***** Source records *****

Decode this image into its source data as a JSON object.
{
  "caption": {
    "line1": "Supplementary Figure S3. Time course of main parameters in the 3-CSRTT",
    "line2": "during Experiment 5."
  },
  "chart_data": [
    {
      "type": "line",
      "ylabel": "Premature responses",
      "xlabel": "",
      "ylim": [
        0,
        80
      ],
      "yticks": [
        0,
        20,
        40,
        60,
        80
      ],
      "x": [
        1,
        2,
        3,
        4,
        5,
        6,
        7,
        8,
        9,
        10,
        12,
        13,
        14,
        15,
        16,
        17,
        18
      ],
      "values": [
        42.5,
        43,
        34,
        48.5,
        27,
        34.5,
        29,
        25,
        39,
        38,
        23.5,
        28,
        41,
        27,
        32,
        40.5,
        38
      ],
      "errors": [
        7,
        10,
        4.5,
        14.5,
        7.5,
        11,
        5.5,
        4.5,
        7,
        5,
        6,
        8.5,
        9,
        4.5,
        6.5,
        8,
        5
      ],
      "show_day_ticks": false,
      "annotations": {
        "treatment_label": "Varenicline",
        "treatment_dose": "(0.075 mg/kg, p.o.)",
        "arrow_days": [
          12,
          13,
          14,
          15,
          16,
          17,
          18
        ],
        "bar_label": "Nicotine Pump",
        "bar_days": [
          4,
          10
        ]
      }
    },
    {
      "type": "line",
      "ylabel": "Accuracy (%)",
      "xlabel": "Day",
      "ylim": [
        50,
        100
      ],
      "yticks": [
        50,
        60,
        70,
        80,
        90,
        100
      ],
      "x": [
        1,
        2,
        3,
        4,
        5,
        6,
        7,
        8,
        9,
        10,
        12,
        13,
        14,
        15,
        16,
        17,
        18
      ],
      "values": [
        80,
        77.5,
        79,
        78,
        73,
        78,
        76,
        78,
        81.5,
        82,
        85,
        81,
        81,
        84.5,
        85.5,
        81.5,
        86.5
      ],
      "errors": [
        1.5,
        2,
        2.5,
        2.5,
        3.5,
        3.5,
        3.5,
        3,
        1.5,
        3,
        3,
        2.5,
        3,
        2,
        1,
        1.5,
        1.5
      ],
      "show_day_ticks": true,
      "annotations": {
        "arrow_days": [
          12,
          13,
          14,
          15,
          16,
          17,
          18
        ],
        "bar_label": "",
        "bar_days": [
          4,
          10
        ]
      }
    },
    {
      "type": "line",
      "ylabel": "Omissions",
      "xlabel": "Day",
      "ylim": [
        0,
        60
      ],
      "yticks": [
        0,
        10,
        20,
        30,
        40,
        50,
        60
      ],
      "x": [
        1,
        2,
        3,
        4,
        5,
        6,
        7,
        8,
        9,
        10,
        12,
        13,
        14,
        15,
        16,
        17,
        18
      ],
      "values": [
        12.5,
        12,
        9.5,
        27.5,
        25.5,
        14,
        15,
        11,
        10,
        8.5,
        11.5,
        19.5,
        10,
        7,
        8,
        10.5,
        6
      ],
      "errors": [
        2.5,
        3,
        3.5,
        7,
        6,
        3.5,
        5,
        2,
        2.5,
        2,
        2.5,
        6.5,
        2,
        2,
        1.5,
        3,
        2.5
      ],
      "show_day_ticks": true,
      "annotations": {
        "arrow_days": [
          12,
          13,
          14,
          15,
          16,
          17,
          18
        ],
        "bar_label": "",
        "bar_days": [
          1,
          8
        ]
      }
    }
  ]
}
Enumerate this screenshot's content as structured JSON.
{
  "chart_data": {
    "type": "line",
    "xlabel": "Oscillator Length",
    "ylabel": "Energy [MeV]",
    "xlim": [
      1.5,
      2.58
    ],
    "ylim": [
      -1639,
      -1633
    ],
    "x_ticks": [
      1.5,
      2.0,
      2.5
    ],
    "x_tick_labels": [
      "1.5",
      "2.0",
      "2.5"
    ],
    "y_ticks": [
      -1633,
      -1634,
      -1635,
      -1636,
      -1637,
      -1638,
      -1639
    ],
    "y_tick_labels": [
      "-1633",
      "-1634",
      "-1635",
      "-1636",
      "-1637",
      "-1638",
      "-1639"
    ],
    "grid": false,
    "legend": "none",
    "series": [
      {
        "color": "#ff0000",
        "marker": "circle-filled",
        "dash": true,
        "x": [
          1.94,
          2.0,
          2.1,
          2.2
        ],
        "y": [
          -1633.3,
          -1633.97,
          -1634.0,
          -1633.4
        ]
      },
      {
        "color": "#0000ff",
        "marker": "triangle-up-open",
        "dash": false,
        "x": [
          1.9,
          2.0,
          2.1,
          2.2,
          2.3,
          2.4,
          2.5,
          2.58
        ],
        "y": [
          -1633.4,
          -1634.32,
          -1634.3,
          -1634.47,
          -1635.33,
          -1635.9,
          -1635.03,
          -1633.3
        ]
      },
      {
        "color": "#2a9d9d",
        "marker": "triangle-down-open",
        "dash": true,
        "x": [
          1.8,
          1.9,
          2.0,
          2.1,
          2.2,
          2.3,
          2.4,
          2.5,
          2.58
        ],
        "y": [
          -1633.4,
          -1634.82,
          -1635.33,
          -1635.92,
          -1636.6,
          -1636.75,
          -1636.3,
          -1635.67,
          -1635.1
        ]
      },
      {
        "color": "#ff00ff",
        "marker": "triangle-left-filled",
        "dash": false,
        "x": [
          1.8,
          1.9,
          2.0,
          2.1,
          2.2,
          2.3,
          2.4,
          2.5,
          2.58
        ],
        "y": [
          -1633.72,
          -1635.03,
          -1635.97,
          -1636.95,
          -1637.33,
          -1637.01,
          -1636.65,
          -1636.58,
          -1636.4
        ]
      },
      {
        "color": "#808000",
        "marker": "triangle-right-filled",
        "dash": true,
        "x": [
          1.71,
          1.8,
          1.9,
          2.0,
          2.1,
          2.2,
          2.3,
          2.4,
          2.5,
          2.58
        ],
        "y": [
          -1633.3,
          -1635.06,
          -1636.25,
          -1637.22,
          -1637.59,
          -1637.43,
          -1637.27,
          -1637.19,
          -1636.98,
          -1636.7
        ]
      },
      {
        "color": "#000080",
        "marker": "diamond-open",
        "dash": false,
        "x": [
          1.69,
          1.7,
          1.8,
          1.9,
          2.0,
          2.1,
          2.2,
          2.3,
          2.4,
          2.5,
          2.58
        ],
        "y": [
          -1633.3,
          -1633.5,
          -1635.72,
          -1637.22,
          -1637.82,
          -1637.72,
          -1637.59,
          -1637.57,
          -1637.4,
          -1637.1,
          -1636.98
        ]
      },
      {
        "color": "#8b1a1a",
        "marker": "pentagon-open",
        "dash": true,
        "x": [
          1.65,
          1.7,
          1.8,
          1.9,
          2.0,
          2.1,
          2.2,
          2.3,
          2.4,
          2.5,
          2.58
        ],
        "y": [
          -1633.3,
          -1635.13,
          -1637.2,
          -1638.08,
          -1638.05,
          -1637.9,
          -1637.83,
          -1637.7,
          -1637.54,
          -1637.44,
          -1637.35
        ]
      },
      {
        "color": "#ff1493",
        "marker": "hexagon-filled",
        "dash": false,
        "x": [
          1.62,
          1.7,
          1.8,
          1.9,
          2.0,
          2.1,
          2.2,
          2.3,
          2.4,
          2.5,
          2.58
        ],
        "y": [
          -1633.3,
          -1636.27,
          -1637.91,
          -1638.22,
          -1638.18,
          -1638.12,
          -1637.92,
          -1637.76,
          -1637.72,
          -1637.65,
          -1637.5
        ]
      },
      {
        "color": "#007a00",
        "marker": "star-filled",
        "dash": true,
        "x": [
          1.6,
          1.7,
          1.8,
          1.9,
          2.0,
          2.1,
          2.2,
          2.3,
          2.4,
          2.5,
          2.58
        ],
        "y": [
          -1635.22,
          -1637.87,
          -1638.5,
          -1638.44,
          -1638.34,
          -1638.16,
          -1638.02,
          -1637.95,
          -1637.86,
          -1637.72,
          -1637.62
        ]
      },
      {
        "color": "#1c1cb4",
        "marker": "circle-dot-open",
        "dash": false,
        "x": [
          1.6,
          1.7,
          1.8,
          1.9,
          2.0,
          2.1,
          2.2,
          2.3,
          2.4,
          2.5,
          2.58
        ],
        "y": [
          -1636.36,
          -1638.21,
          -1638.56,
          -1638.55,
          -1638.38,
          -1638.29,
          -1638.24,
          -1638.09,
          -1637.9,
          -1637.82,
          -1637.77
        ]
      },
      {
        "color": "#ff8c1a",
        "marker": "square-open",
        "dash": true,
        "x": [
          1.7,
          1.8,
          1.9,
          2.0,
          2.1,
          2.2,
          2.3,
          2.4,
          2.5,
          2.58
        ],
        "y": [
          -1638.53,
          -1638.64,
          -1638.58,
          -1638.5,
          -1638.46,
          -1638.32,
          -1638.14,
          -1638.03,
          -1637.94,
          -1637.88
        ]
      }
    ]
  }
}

*****
***** Source records *****

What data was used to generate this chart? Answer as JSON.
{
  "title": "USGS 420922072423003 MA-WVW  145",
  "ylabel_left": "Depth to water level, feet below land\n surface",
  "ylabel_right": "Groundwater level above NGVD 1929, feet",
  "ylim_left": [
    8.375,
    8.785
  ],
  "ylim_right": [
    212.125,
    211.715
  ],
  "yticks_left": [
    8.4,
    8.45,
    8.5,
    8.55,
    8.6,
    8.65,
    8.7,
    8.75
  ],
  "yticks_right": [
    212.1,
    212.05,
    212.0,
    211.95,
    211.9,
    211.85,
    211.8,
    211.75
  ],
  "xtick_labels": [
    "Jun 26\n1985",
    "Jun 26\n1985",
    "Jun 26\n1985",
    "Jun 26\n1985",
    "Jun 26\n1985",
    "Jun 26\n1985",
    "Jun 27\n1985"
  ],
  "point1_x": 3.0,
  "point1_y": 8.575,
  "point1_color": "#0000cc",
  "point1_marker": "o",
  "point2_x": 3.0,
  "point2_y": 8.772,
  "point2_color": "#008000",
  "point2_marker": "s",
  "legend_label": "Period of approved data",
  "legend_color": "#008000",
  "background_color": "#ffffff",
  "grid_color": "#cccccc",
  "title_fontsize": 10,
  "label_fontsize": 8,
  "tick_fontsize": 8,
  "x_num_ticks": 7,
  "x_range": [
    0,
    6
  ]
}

*****

From the data, list each line in which the string "xlabel" appears.

--- Full output ---
      "xlabel": "",
      "xlabel": "Day",
      "xlabel": "Day",
    "xlabel": "Oscillator Length",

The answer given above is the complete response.